> _Task objective_
In this exercise, reproduce all the entries that follow exactly.

— Start Supplied entries —

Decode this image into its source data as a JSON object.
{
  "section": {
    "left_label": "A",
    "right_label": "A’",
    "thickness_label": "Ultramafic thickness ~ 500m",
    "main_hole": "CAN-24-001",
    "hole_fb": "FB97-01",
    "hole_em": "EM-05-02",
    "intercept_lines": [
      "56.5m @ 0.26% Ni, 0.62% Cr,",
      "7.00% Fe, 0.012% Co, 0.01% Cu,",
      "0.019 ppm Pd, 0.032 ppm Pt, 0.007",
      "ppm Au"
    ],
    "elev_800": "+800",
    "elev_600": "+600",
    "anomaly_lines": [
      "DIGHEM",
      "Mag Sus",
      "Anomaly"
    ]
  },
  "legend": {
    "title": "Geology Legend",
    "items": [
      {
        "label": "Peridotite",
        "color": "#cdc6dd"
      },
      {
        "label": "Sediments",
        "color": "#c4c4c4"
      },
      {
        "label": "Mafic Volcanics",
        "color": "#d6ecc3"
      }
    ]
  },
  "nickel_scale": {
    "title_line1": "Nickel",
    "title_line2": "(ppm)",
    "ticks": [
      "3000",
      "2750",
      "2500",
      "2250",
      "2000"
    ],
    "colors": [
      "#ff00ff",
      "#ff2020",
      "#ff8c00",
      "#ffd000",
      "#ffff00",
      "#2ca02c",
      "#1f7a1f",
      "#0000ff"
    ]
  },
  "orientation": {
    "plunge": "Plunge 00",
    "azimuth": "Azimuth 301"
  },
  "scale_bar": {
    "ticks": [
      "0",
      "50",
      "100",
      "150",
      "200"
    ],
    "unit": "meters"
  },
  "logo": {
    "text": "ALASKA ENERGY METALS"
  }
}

— End Supplied entries —

> _Answer_
Decode this image into its source data as a JSON object.
{
  "section": {
    "left_label": "A",
    "right_label": "A’",
    "thickness_label": "Ultramafic thickness ~ 500m",
    "main_hole": "CAN-24-001",
    "hole_fb": "FB97-01",
    "hole_em": "EM-05-02",
    "intercept_lines": [
      "56.5m @ 0.26% Ni, 0.62% Cr,",
      "7.00% Fe, 0.012% Co, 0.01% Cu,",
      "0.019 ppm Pd, 0.032 ppm Pt, 0.007",
      "ppm Au"
    ],
    "elev_800": "+800",
    "elev_600": "+600",
    "anomaly_lines": [
      "DIGHEM",
      "Mag Sus",
      "Anomaly"
    ]
  },
  "legend": {
    "title": "Geology Legend",
    "items": [
      {
        "label": "Peridotite",
        "color": "#cdc6dd"
      },
      {
        "label": "Sediments",
        "color": "#c4c4c4"
      },
      {
        "label": "Mafic Volcanics",
        "color": "#d6ecc3"
      }
    ]
  },
  "nickel_scale": {
    "title_line1": "Nickel",
    "title_line2": "(ppm)",
    "ticks": [
      "3000",
      "2750",
      "2500",
      "2250",
      "2000"
    ],
    "colors": [
      "#ff00ff",
      "#ff2020",
      "#ff8c00",
      "#ffd000",
      "#ffff00",
      "#2ca02c",
      "#1f7a1f",
      "#0000ff"
    ]
  },
  "orientation": {
    "plunge": "Plunge 00",
    "azimuth": "Azimuth 301"
  },
  "scale_bar": {
    "ticks": [
      "0",
      "50",
      "100",
      "150",
      "200"
    ],
    "unit": "meters"
  },
  "logo": {
    "text": "ALASKA ENERGY METALS"
  }
}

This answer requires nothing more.